Stored records:
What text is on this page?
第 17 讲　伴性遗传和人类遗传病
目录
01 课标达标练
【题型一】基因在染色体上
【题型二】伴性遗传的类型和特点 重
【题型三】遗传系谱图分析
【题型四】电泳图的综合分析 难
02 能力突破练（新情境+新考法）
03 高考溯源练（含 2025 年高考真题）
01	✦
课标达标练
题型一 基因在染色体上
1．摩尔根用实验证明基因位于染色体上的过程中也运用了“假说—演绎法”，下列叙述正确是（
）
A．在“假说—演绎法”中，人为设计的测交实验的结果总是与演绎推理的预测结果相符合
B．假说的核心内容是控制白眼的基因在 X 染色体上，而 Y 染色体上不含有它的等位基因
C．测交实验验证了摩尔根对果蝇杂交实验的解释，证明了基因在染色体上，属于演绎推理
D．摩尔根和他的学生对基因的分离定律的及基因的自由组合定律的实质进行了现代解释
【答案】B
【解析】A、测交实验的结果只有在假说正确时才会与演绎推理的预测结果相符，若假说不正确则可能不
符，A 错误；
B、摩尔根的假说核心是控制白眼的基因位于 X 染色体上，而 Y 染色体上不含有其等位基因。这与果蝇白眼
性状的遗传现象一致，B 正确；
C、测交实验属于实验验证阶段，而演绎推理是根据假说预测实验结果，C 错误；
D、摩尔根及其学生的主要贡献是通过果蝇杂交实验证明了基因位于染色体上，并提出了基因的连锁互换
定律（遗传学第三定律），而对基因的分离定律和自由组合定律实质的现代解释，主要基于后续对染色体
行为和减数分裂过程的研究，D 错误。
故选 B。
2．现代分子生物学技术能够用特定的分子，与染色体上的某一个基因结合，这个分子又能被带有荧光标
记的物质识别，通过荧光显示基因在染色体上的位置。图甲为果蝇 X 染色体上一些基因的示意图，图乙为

◆ What you will do ◆
Set down all of the data above, word for word.

◆ Answer in full ◆
What text is on this page?
第 17 讲　伴性遗传和人类遗传病
目录
01 课标达标练
【题型一】基因在染色体上
【题型二】伴性遗传的类型和特点 重
【题型三】遗传系谱图分析
【题型四】电泳图的综合分析 难
02 能力突破练（新情境+新考法）
03 高考溯源练（含 2025 年高考真题）
01	✦
课标达标练
题型一 基因在染色体上
1．摩尔根用实验证明基因位于染色体上的过程中也运用了“假说—演绎法”，下列叙述正确是（
）
A．在“假说—演绎法”中，人为设计的测交实验的结果总是与演绎推理的预测结果相符合
B．假说的核心内容是控制白眼的基因在 X 染色体上，而 Y 染色体上不含有它的等位基因
C．测交实验验证了摩尔根对果蝇杂交实验的解释，证明了基因在染色体上，属于演绎推理
D．摩尔根和他的学生对基因的分离定律的及基因的自由组合定律的实质进行了现代解释
【答案】B
【解析】A、测交实验的结果只有在假说正确时才会与演绎推理的预测结果相符，若假说不正确则可能不
符，A 错误；
B、摩尔根的假说核心是控制白眼的基因位于 X 染色体上，而 Y 染色体上不含有其等位基因。这与果蝇白眼
性状的遗传现象一致，B 正确；
C、测交实验属于实验验证阶段，而演绎推理是根据假说预测实验结果，C 错误；
D、摩尔根及其学生的主要贡献是通过果蝇杂交实验证明了基因位于染色体上，并提出了基因的连锁互换
定律（遗传学第三定律），而对基因的分离定律和自由组合定律实质的现代解释，主要基于后续对染色体
行为和减数分裂过程的研究，D 错误。
故选 B。
2．现代分子生物学技术能够用特定的分子，与染色体上的某一个基因结合，这个分子又能被带有荧光标
记的物质识别，通过荧光显示基因在染色体上的位置。图甲为果蝇 X 染色体上一些基因的示意图，图乙为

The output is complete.